- **THE REQUEST**: Select, from the material below, each line with "cite" in it.

- **EXTRACTED DATA**:
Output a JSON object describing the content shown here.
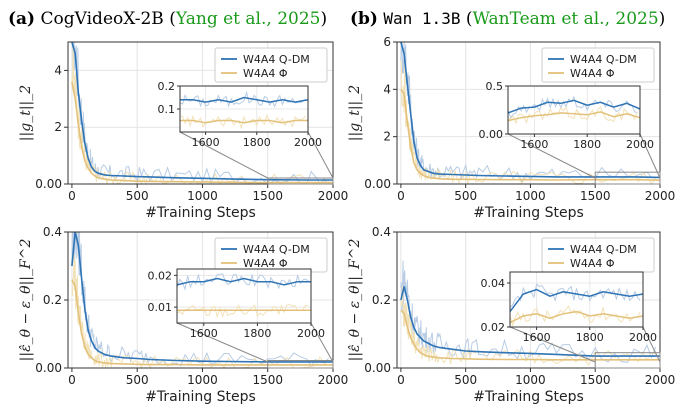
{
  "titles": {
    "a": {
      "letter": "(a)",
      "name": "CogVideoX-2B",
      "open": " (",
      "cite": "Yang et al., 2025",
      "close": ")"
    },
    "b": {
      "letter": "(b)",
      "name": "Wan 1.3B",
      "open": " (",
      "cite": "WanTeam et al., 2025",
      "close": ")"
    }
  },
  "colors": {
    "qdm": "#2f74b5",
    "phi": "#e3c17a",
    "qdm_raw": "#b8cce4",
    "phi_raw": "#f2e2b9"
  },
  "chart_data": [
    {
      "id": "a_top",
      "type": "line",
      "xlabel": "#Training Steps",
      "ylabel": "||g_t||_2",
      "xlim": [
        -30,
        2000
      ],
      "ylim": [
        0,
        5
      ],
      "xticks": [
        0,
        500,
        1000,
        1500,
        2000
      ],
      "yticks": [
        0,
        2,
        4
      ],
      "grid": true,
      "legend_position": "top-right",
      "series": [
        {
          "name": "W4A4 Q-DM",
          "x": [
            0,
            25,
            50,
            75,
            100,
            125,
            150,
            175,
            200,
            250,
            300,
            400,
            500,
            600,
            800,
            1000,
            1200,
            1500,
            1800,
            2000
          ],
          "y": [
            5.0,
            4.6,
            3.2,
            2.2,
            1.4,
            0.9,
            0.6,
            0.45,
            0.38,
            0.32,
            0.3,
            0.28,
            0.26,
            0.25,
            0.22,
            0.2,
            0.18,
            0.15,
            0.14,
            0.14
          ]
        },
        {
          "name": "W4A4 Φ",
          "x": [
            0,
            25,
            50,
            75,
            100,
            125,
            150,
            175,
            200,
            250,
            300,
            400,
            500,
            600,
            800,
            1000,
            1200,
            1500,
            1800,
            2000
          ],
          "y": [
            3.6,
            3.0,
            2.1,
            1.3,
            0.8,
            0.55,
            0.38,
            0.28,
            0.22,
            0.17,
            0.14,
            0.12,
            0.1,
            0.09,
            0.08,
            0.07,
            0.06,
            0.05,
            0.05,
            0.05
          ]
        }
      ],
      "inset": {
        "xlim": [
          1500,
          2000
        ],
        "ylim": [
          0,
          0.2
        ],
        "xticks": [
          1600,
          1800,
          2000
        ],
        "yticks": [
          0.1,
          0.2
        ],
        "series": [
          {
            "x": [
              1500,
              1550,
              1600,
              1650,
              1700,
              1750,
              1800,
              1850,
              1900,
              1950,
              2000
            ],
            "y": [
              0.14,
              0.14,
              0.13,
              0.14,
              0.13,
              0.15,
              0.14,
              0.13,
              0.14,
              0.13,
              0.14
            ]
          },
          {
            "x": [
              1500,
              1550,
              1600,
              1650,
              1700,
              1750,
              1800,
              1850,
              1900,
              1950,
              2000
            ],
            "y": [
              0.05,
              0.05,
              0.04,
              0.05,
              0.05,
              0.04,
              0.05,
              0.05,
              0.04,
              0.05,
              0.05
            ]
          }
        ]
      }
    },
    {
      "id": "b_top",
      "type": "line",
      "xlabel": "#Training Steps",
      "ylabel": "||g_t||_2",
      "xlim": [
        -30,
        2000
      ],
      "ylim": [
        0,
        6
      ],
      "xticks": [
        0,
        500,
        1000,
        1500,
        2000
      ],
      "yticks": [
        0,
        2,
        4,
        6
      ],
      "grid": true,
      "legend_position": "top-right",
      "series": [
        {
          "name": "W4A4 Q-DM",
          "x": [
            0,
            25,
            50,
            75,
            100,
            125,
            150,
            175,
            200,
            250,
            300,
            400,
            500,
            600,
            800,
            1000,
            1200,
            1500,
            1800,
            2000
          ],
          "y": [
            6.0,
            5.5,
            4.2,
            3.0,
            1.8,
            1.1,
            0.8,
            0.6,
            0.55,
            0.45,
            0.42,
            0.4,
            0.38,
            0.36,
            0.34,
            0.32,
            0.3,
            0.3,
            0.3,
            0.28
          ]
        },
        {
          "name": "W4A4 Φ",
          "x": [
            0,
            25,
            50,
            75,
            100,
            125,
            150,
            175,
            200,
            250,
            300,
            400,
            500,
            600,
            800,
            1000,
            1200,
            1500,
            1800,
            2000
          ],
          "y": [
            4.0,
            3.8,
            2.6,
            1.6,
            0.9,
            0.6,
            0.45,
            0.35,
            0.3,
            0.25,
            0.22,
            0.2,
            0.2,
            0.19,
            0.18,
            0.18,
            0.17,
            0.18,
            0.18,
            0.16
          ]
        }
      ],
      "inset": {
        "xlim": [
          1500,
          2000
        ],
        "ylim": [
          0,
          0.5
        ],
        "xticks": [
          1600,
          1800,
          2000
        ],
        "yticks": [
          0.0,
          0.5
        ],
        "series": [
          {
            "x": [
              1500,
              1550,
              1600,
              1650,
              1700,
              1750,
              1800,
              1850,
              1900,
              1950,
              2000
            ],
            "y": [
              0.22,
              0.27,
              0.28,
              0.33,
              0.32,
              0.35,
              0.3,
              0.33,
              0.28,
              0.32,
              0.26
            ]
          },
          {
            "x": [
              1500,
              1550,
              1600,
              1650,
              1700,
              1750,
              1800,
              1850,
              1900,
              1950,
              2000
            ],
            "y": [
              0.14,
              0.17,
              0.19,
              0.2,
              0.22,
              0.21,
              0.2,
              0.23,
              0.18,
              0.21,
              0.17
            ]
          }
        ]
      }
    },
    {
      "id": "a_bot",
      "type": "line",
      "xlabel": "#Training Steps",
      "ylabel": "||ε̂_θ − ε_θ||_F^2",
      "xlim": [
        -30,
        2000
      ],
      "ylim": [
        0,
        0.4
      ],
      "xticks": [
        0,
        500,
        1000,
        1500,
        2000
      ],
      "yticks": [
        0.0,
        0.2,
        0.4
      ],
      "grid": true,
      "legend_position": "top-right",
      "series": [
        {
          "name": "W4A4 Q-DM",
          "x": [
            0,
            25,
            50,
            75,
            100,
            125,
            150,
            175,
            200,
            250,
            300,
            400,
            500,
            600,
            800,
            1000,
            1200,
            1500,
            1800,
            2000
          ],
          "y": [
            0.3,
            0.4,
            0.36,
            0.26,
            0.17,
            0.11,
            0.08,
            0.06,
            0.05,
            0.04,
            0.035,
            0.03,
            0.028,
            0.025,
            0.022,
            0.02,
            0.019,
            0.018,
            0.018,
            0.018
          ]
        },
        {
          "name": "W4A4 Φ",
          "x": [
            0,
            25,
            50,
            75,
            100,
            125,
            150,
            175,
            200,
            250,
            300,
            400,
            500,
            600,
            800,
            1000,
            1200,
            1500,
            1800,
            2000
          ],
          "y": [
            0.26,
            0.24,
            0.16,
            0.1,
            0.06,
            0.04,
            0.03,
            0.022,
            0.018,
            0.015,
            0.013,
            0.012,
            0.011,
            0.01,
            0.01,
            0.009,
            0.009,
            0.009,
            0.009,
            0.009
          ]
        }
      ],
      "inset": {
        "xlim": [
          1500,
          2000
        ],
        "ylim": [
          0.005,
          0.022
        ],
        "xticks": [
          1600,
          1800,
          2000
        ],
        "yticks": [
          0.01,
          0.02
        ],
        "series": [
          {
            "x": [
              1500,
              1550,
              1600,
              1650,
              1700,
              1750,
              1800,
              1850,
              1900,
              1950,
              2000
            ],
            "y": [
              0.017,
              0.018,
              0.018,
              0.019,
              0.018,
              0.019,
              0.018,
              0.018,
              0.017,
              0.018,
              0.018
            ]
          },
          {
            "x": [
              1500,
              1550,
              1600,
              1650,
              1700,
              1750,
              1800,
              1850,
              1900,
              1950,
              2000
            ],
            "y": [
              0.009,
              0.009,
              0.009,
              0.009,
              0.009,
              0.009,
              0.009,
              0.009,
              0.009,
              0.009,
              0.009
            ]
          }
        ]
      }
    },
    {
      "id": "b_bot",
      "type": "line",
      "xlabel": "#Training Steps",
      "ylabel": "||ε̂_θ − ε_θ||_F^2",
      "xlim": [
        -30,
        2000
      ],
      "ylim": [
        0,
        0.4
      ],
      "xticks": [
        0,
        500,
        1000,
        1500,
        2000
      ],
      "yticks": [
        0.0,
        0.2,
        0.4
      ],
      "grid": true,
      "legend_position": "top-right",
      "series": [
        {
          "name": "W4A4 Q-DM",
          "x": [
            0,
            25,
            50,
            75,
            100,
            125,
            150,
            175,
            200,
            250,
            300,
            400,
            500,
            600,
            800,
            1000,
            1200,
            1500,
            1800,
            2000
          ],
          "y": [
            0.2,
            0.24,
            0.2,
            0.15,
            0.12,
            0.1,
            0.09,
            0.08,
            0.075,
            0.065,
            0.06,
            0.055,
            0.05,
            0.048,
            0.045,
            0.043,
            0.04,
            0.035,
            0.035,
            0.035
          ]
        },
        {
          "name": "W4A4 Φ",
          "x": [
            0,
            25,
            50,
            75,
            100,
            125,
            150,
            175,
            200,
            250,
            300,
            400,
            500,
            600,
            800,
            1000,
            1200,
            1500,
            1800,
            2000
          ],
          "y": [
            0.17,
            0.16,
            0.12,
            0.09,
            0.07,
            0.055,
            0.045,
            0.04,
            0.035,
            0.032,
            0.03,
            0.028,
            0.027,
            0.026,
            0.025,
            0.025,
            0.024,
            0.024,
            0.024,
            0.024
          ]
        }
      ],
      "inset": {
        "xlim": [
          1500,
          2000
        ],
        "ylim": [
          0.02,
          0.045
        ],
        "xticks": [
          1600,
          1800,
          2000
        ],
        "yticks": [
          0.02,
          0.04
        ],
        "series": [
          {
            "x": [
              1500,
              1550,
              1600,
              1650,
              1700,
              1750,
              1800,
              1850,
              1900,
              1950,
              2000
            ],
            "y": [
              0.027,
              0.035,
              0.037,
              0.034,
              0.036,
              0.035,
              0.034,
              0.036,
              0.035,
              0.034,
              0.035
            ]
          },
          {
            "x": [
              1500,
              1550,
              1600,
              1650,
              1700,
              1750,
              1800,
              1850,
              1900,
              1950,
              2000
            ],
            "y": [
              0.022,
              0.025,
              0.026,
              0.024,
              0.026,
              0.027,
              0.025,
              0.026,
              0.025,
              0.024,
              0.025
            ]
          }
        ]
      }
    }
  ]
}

* * *

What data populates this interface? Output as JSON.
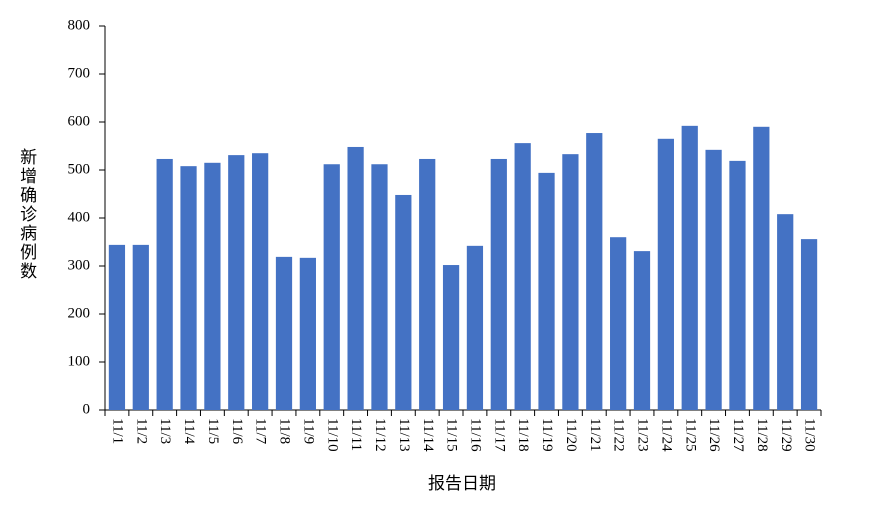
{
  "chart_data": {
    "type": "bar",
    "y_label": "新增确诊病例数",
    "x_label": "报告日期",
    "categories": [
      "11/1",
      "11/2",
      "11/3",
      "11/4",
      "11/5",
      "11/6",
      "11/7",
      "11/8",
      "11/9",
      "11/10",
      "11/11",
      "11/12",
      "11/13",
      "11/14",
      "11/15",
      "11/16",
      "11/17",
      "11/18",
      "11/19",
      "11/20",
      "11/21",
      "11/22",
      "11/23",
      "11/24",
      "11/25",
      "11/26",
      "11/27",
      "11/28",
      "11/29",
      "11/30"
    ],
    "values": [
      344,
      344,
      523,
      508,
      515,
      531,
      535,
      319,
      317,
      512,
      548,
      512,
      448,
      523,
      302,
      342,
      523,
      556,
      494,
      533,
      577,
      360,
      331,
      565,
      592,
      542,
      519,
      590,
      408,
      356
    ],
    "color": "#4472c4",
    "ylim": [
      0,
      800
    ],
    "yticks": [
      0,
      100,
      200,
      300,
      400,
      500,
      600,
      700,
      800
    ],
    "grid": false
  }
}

- **SOLUTION TO THIS PROBLEM**:
      "cite": "Yang et al., 2025",
      "cite": "WanTeam et al., 2025",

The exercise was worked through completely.